→ **To be done**
Quote the listing in full, exactly as given, minus any pictures.

------

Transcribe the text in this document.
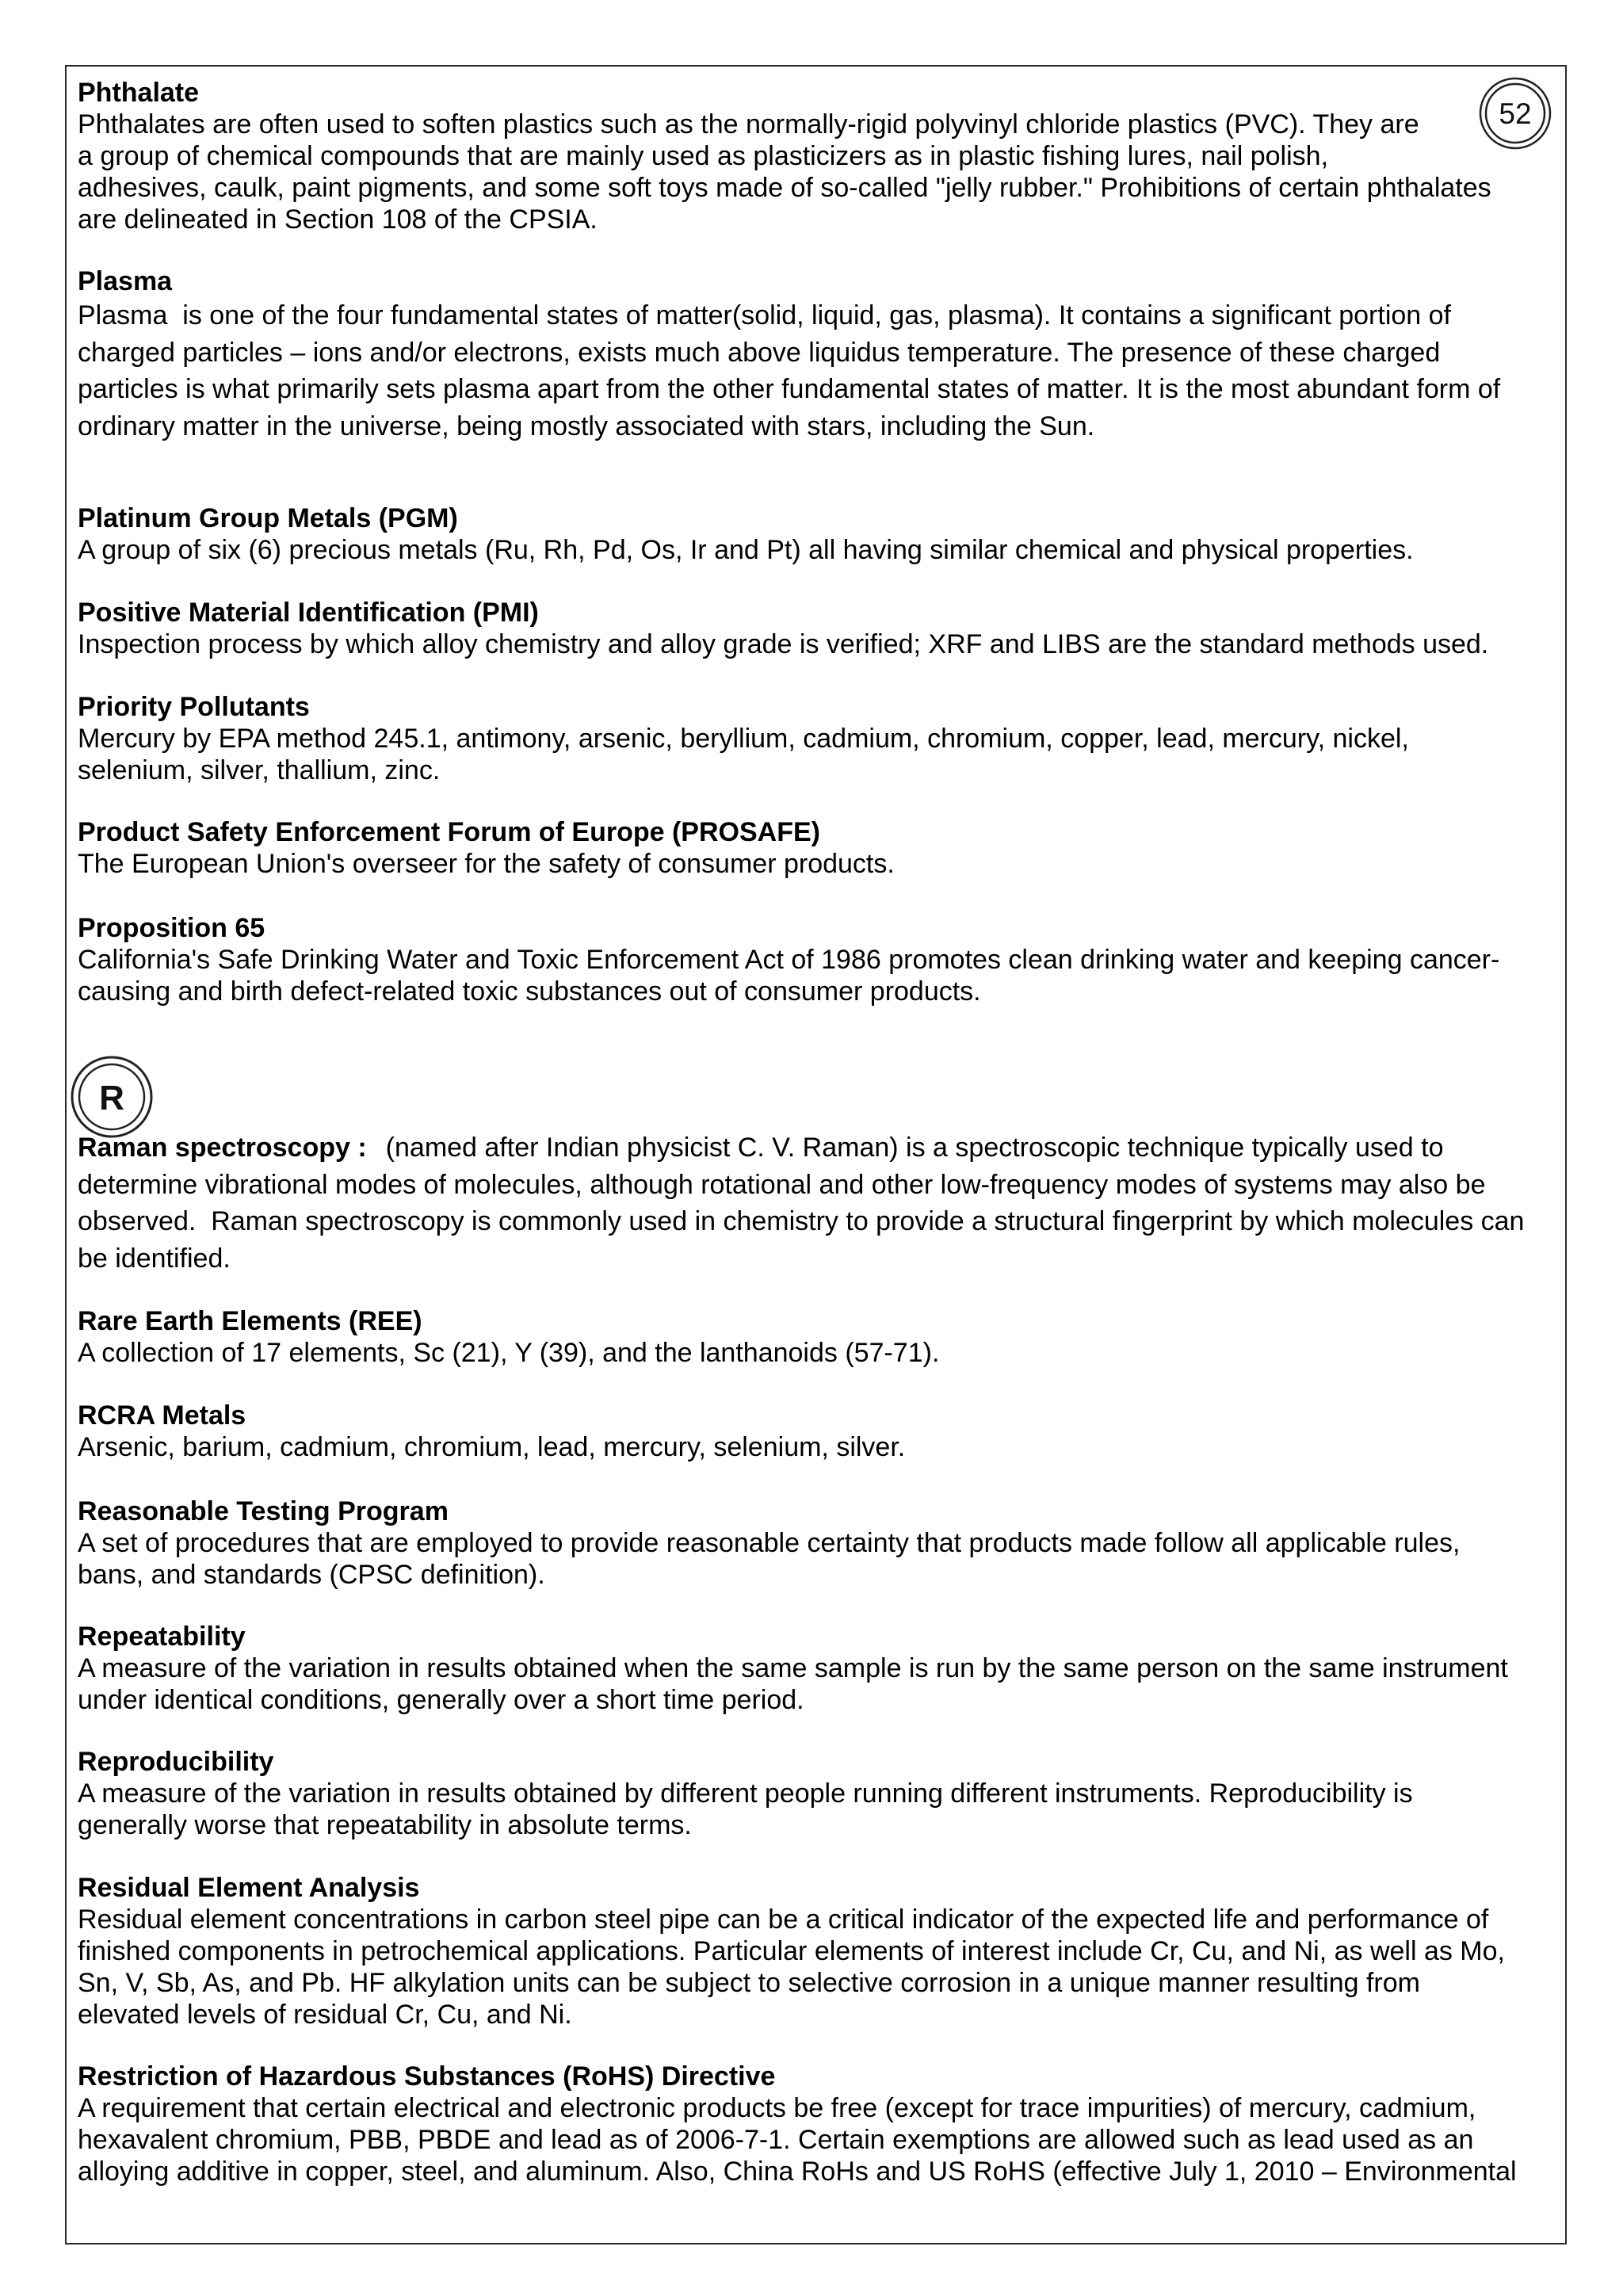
52
Phthalate
Phthalates are often used to soften plastics such as the normally-rigid polyvinyl chloride plastics (PVC). They are
a group of chemical compounds that are mainly used as plasticizers as in plastic fishing lures, nail polish,
adhesives, caulk, paint pigments, and some soft toys made of so-called "jelly rubber." Prohibitions of certain phthalates
are delineated in Section 108 of the CPSIA.
Plasma
Plasma  is one of the four fundamental states of matter(solid, liquid, gas, plasma). It contains a significant portion of
charged particles – ions and/or electrons, exists much above liquidus temperature. The presence of these charged
particles is what primarily sets plasma apart from the other fundamental states of matter. It is the most abundant form of
ordinary matter in the universe, being mostly associated with stars, including the Sun.
Platinum Group Metals (PGM)
A group of six (6) precious metals (Ru, Rh, Pd, Os, Ir and Pt) all having similar chemical and physical properties.
Positive Material Identification (PMI)
Inspection process by which alloy chemistry and alloy grade is verified; XRF and LIBS are the standard methods used.
Priority Pollutants
Mercury by EPA method 245.1, antimony, arsenic, beryllium, cadmium, chromium, copper, lead, mercury, nickel,
selenium, silver, thallium, zinc.
Product Safety Enforcement Forum of Europe (PROSAFE)
The European Union's overseer for the safety of consumer products.
Proposition 65
California's Safe Drinking Water and Toxic Enforcement Act of 1986 promotes clean drinking water and keeping cancer-
causing and birth defect-related toxic substances out of consumer products.
R
Raman spectroscopy : (named after Indian physicist C. V. Raman) is a spectroscopic technique typically used to
determine vibrational modes of molecules, although rotational and other low-frequency modes of systems may also be
observed.  Raman spectroscopy is commonly used in chemistry to provide a structural fingerprint by which molecules can
be identified.
Rare Earth Elements (REE)
A collection of 17 elements, Sc (21), Y (39), and the lanthanoids (57-71).
RCRA Metals
Arsenic, barium, cadmium, chromium, lead, mercury, selenium, silver.
Reasonable Testing Program
A set of procedures that are employed to provide reasonable certainty that products made follow all applicable rules,
bans, and standards (CPSC definition).
Repeatability
A measure of the variation in results obtained when the same sample is run by the same person on the same instrument
under identical conditions, generally over a short time period.
Reproducibility
A measure of the variation in results obtained by different people running different instruments. Reproducibility is
generally worse that repeatability in absolute terms.
Residual Element Analysis
Residual element concentrations in carbon steel pipe can be a critical indicator of the expected life and performance of
finished components in petrochemical applications. Particular elements of interest include Cr, Cu, and Ni, as well as Mo,
Sn, V, Sb, As, and Pb. HF alkylation units can be subject to selective corrosion in a unique manner resulting from
elevated levels of residual Cr, Cu, and Ni.
Restriction of Hazardous Substances (RoHS) Directive
A requirement that certain electrical and electronic products be free (except for trace impurities) of mercury, cadmium,
hexavalent chromium, PBB, PBDE and lead as of 2006-7-1. Certain exemptions are allowed such as lead used as an
alloying additive in copper, steel, and aluminum. Also, China RoHs and US RoHS (effective July 1, 2010 – Environmental
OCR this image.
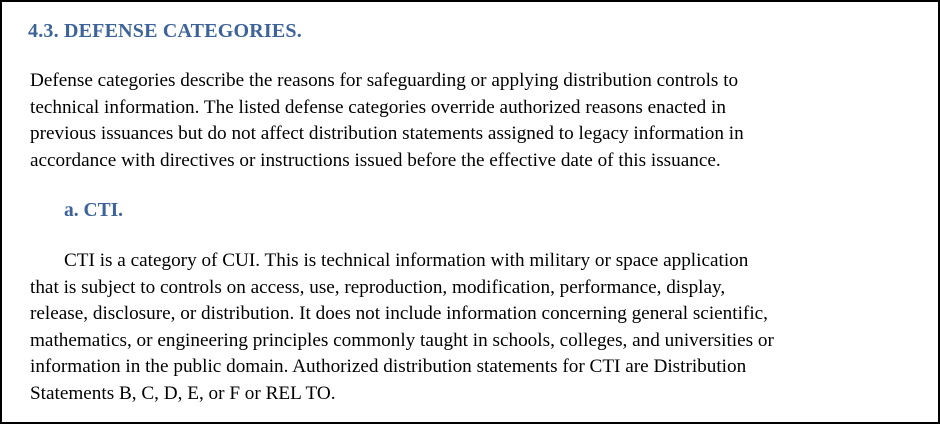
4.3. DEFENSE CATEGORIES.
Defense categories describe the reasons for safeguarding or applying distribution controls to
technical information. The listed defense categories override authorized reasons enacted in
previous issuances but do not affect distribution statements assigned to legacy information in
accordance with directives or instructions issued before the effective date of this issuance.
a. CTI.
CTI is a category of CUI. This is technical information with military or space application
that is subject to controls on access, use, reproduction, modification, performance, display,
release, disclosure, or distribution. It does not include information concerning general scientific,
mathematics, or engineering principles commonly taught in schools, colleges, and universities or
information in the public domain. Authorized distribution statements for CTI are Distribution
Statements B, C, D, E, or F or REL TO.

------

→ **Solution to the problem**
Transcribe the text in this document.
52
Phthalate
Phthalates are often used to soften plastics such as the normally-rigid polyvinyl chloride plastics (PVC). They are
a group of chemical compounds that are mainly used as plasticizers as in plastic fishing lures, nail polish,
adhesives, caulk, paint pigments, and some soft toys made of so-called "jelly rubber." Prohibitions of certain phthalates
are delineated in Section 108 of the CPSIA.
Plasma
Plasma  is one of the four fundamental states of matter(solid, liquid, gas, plasma). It contains a significant portion of
charged particles – ions and/or electrons, exists much above liquidus temperature. The presence of these charged
particles is what primarily sets plasma apart from the other fundamental states of matter. It is the most abundant form of
ordinary matter in the universe, being mostly associated with stars, including the Sun.
Platinum Group Metals (PGM)
A group of six (6) precious metals (Ru, Rh, Pd, Os, Ir and Pt) all having similar chemical and physical properties.
Positive Material Identification (PMI)
Inspection process by which alloy chemistry and alloy grade is verified; XRF and LIBS are the standard methods used.
Priority Pollutants
Mercury by EPA method 245.1, antimony, arsenic, beryllium, cadmium, chromium, copper, lead, mercury, nickel,
selenium, silver, thallium, zinc.
Product Safety Enforcement Forum of Europe (PROSAFE)
The European Union's overseer for the safety of consumer products.
Proposition 65
California's Safe Drinking Water and Toxic Enforcement Act of 1986 promotes clean drinking water and keeping cancer-
causing and birth defect-related toxic substances out of consumer products.
R
Raman spectroscopy : (named after Indian physicist C. V. Raman) is a spectroscopic technique typically used to
determine vibrational modes of molecules, although rotational and other low-frequency modes of systems may also be
observed.  Raman spectroscopy is commonly used in chemistry to provide a structural fingerprint by which molecules can
be identified.
Rare Earth Elements (REE)
A collection of 17 elements, Sc (21), Y (39), and the lanthanoids (57-71).
RCRA Metals
Arsenic, barium, cadmium, chromium, lead, mercury, selenium, silver.
Reasonable Testing Program
A set of procedures that are employed to provide reasonable certainty that products made follow all applicable rules,
bans, and standards (CPSC definition).
Repeatability
A measure of the variation in results obtained when the same sample is run by the same person on the same instrument
under identical conditions, generally over a short time period.
Reproducibility
A measure of the variation in results obtained by different people running different instruments. Reproducibility is
generally worse that repeatability in absolute terms.
Residual Element Analysis
Residual element concentrations in carbon steel pipe can be a critical indicator of the expected life and performance of
finished components in petrochemical applications. Particular elements of interest include Cr, Cu, and Ni, as well as Mo,
Sn, V, Sb, As, and Pb. HF alkylation units can be subject to selective corrosion in a unique manner resulting from
elevated levels of residual Cr, Cu, and Ni.
Restriction of Hazardous Substances (RoHS) Directive
A requirement that certain electrical and electronic products be free (except for trace impurities) of mercury, cadmium,
hexavalent chromium, PBB, PBDE and lead as of 2006-7-1. Certain exemptions are allowed such as lead used as an
alloying additive in copper, steel, and aluminum. Also, China RoHs and US RoHS (effective July 1, 2010 – Environmental
OCR this image.
4.3. DEFENSE CATEGORIES.
Defense categories describe the reasons for safeguarding or applying distribution controls to
technical information. The listed defense categories override authorized reasons enacted in
previous issuances but do not affect distribution statements assigned to legacy information in
accordance with directives or instructions issued before the effective date of this issuance.
a. CTI.
CTI is a category of CUI. This is technical information with military or space application
that is subject to controls on access, use, reproduction, modification, performance, display,
release, disclosure, or distribution. It does not include information concerning general scientific,
mathematics, or engineering principles commonly taught in schools, colleges, and universities or
information in the public domain. Authorized distribution statements for CTI are Distribution
Statements B, C, D, E, or F or REL TO.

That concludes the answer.